--- Begin MATERIAL PROVIDED ---
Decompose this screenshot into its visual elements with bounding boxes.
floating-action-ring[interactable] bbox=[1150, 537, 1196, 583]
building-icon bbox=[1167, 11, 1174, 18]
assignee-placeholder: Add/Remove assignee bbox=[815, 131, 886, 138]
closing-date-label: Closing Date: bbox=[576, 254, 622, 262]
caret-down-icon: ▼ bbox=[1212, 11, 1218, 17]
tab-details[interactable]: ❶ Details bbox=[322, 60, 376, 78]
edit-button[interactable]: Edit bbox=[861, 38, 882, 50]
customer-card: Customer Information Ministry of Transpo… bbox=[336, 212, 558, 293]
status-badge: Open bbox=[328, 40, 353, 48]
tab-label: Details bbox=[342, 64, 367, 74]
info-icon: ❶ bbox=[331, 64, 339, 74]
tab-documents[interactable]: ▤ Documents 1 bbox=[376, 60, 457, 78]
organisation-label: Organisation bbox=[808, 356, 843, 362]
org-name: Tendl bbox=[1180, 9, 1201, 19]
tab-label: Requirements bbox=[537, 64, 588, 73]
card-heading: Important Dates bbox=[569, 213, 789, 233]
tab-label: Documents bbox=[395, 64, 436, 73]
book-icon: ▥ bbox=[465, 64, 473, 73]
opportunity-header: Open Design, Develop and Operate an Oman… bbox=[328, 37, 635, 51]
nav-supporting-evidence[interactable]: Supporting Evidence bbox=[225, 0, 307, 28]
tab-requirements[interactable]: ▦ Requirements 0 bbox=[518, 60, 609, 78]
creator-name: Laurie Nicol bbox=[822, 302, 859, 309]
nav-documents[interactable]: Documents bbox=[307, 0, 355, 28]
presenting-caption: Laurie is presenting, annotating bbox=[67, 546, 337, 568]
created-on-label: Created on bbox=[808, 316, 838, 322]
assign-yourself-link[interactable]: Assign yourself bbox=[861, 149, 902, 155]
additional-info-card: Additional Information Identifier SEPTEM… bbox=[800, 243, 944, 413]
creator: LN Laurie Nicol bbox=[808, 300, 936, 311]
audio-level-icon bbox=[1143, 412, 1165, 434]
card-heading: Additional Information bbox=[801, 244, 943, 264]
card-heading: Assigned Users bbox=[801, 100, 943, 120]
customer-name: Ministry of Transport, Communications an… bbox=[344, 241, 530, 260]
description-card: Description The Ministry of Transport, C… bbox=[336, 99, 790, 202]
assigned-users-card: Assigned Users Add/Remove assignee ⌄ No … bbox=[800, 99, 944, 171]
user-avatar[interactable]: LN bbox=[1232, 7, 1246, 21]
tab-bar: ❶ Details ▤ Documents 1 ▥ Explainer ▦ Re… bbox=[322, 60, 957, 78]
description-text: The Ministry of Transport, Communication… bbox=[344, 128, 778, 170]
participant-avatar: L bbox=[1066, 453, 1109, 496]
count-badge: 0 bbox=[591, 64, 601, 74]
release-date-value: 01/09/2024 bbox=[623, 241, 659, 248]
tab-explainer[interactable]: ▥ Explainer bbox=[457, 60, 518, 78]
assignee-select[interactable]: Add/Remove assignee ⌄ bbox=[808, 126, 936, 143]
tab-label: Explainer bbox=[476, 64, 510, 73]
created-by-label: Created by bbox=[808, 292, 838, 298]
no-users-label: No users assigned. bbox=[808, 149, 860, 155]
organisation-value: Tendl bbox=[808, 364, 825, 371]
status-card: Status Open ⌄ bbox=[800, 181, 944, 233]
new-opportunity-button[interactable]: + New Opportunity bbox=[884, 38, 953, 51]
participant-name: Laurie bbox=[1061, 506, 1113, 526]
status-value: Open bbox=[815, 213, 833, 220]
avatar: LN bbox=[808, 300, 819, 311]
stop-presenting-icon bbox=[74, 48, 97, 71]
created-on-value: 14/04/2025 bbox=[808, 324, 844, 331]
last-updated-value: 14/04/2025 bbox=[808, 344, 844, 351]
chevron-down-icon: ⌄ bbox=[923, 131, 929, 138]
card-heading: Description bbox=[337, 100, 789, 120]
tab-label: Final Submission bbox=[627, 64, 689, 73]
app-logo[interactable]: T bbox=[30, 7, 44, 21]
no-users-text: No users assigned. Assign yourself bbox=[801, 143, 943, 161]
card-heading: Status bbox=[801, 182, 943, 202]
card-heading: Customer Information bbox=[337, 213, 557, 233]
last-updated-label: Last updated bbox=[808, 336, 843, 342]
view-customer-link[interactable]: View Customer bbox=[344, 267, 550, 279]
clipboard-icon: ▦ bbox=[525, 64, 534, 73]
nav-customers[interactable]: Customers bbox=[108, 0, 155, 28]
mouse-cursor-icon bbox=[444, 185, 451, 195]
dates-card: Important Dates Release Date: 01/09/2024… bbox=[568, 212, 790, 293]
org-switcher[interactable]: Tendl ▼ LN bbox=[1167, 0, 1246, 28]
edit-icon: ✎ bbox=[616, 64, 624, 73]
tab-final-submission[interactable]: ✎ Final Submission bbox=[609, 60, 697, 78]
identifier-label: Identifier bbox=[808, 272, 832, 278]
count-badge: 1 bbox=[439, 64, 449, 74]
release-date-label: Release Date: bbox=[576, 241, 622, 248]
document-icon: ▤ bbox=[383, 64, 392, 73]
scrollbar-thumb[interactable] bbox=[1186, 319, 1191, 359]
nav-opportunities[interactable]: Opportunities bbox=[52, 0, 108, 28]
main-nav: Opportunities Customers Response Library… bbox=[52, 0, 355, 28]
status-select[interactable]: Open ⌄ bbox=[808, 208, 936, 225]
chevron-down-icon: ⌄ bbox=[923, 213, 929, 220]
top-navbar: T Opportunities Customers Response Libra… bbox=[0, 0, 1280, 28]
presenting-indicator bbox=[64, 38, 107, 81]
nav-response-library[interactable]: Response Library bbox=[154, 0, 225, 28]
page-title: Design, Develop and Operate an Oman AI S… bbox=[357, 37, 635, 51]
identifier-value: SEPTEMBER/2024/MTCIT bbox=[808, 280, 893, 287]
--- End MATERIAL PROVIDED ---
*GIVEN REQUEST*:
Please reproduce the data above line for line, with no changes.

*RESPONSE FOR THIS EXERCISE*:
Decompose this screenshot into its visual elements with bounding boxes.
floating-action-ring[interactable] bbox=[1150, 537, 1196, 583]
building-icon bbox=[1167, 11, 1174, 18]
assignee-placeholder: Add/Remove assignee bbox=[815, 131, 886, 138]
closing-date-label: Closing Date: bbox=[576, 254, 622, 262]
caret-down-icon: ▼ bbox=[1212, 11, 1218, 17]
tab-details[interactable]: ❶ Details bbox=[322, 60, 376, 78]
edit-button[interactable]: Edit bbox=[861, 38, 882, 50]
customer-card: Customer Information Ministry of Transpo… bbox=[336, 212, 558, 293]
status-badge: Open bbox=[328, 40, 353, 48]
tab-label: Details bbox=[342, 64, 367, 74]
info-icon: ❶ bbox=[331, 64, 339, 74]
tab-documents[interactable]: ▤ Documents 1 bbox=[376, 60, 457, 78]
organisation-label: Organisation bbox=[808, 356, 843, 362]
org-name: Tendl bbox=[1180, 9, 1201, 19]
tab-label: Requirements bbox=[537, 64, 588, 73]
card-heading: Important Dates bbox=[569, 213, 789, 233]
tab-label: Documents bbox=[395, 64, 436, 73]
book-icon: ▥ bbox=[465, 64, 473, 73]
opportunity-header: Open Design, Develop and Operate an Oman… bbox=[328, 37, 635, 51]
nav-supporting-evidence[interactable]: Supporting Evidence bbox=[225, 0, 307, 28]
tab-requirements[interactable]: ▦ Requirements 0 bbox=[518, 60, 609, 78]
creator-name: Laurie Nicol bbox=[822, 302, 859, 309]
nav-documents[interactable]: Documents bbox=[307, 0, 355, 28]
presenting-caption: Laurie is presenting, annotating bbox=[67, 546, 337, 568]
created-on-label: Created on bbox=[808, 316, 838, 322]
assign-yourself-link[interactable]: Assign yourself bbox=[861, 149, 902, 155]
additional-info-card: Additional Information Identifier SEPTEM… bbox=[800, 243, 944, 413]
creator: LN Laurie Nicol bbox=[808, 300, 936, 311]
audio-level-icon bbox=[1143, 412, 1165, 434]
card-heading: Additional Information bbox=[801, 244, 943, 264]
card-heading: Assigned Users bbox=[801, 100, 943, 120]
customer-name: Ministry of Transport, Communications an… bbox=[344, 241, 530, 260]
description-card: Description The Ministry of Transport, C… bbox=[336, 99, 790, 202]
assigned-users-card: Assigned Users Add/Remove assignee ⌄ No … bbox=[800, 99, 944, 171]
user-avatar[interactable]: LN bbox=[1232, 7, 1246, 21]
tab-bar: ❶ Details ▤ Documents 1 ▥ Explainer ▦ Re… bbox=[322, 60, 957, 78]
description-text: The Ministry of Transport, Communication… bbox=[344, 128, 778, 170]
participant-avatar: L bbox=[1066, 453, 1109, 496]
count-badge: 0 bbox=[591, 64, 601, 74]
release-date-value: 01/09/2024 bbox=[623, 241, 659, 248]
tab-explainer[interactable]: ▥ Explainer bbox=[457, 60, 518, 78]
assignee-select[interactable]: Add/Remove assignee ⌄ bbox=[808, 126, 936, 143]
tab-label: Explainer bbox=[476, 64, 510, 73]
created-by-label: Created by bbox=[808, 292, 838, 298]
no-users-label: No users assigned. bbox=[808, 149, 860, 155]
organisation-value: Tendl bbox=[808, 364, 825, 371]
status-card: Status Open ⌄ bbox=[800, 181, 944, 233]
new-opportunity-button[interactable]: + New Opportunity bbox=[884, 38, 953, 51]
participant-name: Laurie bbox=[1061, 506, 1113, 526]
status-value: Open bbox=[815, 213, 833, 220]
avatar: LN bbox=[808, 300, 819, 311]
stop-presenting-icon bbox=[74, 48, 97, 71]
created-on-value: 14/04/2025 bbox=[808, 324, 844, 331]
last-updated-value: 14/04/2025 bbox=[808, 344, 844, 351]
chevron-down-icon: ⌄ bbox=[923, 131, 929, 138]
card-heading: Description bbox=[337, 100, 789, 120]
tab-label: Final Submission bbox=[627, 64, 689, 73]
app-logo[interactable]: T bbox=[30, 7, 44, 21]
no-users-text: No users assigned. Assign yourself bbox=[801, 143, 943, 161]
card-heading: Status bbox=[801, 182, 943, 202]
card-heading: Customer Information bbox=[337, 213, 557, 233]
last-updated-label: Last updated bbox=[808, 336, 843, 342]
view-customer-link[interactable]: View Customer bbox=[344, 267, 550, 279]
clipboard-icon: ▦ bbox=[525, 64, 534, 73]
nav-customers[interactable]: Customers bbox=[108, 0, 155, 28]
mouse-cursor-icon bbox=[444, 185, 451, 195]
dates-card: Important Dates Release Date: 01/09/2024… bbox=[568, 212, 790, 293]
org-switcher[interactable]: Tendl ▼ LN bbox=[1167, 0, 1246, 28]
edit-icon: ✎ bbox=[616, 64, 624, 73]
tab-final-submission[interactable]: ✎ Final Submission bbox=[609, 60, 697, 78]
identifier-label: Identifier bbox=[808, 272, 832, 278]
count-badge: 1 bbox=[439, 64, 449, 74]
release-date-label: Release Date: bbox=[576, 241, 622, 248]
document-icon: ▤ bbox=[383, 64, 392, 73]
scrollbar-thumb[interactable] bbox=[1186, 319, 1191, 359]
nav-opportunities[interactable]: Opportunities bbox=[52, 0, 108, 28]
main-nav: Opportunities Customers Response Library… bbox=[52, 0, 355, 28]
status-select[interactable]: Open ⌄ bbox=[808, 208, 936, 225]
chevron-down-icon: ⌄ bbox=[923, 213, 929, 220]
top-navbar: T Opportunities Customers Response Libra… bbox=[0, 0, 1280, 28]
presenting-indicator bbox=[64, 38, 107, 81]
nav-response-library[interactable]: Response Library bbox=[154, 0, 225, 28]
page-title: Design, Develop and Operate an Oman AI S… bbox=[357, 37, 635, 51]
identifier-value: SEPTEMBER/2024/MTCIT bbox=[808, 280, 893, 287]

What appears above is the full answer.